:: What the exercise asks ::
Using the records that follow, copy every line containing the word "color".

[Records]
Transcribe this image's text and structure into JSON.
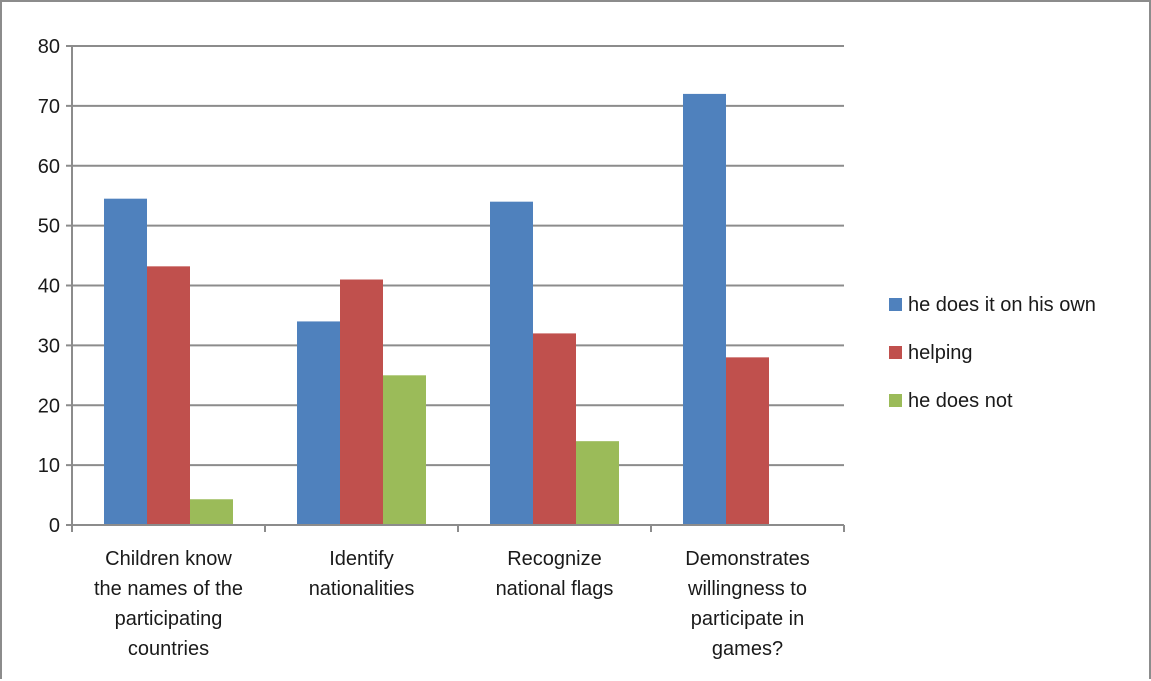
{
  "chart_data": {
    "type": "bar",
    "title": "",
    "xlabel": "",
    "ylabel": "",
    "categories": [
      [
        "Children know",
        "the names of the",
        "participating",
        "countries"
      ],
      [
        "Identify",
        "nationalities"
      ],
      [
        "Recognize",
        "national flags"
      ],
      [
        "Demonstrates",
        "willingness to",
        "participate in",
        "games?"
      ]
    ],
    "series": [
      {
        "name": "he does it on his own",
        "color": "#4F81BD",
        "values": [
          54.5,
          34,
          54,
          72
        ]
      },
      {
        "name": "helping",
        "color": "#C0504D",
        "values": [
          43.2,
          41,
          32,
          28
        ]
      },
      {
        "name": "he does not",
        "color": "#9BBB59",
        "values": [
          4.3,
          25,
          14,
          0
        ]
      }
    ],
    "ylim": [
      0,
      80
    ],
    "yticks": [
      0,
      10,
      20,
      30,
      40,
      50,
      60,
      70,
      80
    ],
    "grid": true,
    "legend": "right"
  }
}
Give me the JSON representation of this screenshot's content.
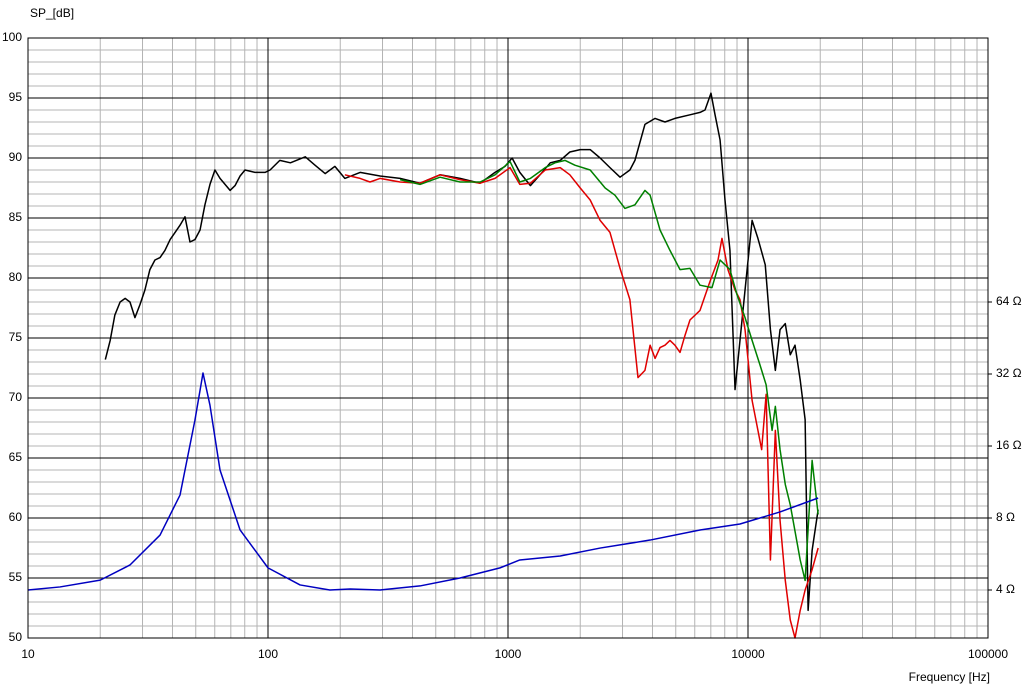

:: Solution to this problem ::
        "color": "#4F81BD",
        "color": "#C0504D",
        "color": "#9BBB59",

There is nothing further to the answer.